*Task prompt*:
Tally the lines that include "最大利润为". Output the number only.

*Dataset content*:
┌──
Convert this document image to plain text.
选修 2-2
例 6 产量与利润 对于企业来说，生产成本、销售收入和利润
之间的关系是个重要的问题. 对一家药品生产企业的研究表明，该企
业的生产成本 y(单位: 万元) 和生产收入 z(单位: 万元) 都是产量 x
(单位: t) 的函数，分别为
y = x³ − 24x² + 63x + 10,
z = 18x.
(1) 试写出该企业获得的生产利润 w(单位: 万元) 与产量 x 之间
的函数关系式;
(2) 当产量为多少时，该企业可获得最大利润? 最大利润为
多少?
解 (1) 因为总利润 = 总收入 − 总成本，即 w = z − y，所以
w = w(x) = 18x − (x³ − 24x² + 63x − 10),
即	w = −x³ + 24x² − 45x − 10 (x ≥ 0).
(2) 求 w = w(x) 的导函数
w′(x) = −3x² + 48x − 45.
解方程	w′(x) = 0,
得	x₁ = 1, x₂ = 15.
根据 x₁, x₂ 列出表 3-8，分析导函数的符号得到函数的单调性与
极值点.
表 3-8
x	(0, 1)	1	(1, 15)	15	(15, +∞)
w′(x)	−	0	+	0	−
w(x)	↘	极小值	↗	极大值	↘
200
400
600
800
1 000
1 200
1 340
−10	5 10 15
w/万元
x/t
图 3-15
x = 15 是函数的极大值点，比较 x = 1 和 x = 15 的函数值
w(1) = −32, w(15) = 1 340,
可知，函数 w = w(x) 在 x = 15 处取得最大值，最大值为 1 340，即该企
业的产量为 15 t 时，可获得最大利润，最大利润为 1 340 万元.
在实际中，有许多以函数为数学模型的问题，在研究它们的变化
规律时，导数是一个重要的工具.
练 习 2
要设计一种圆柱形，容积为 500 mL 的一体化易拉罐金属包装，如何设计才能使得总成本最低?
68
└──
*Result*:
2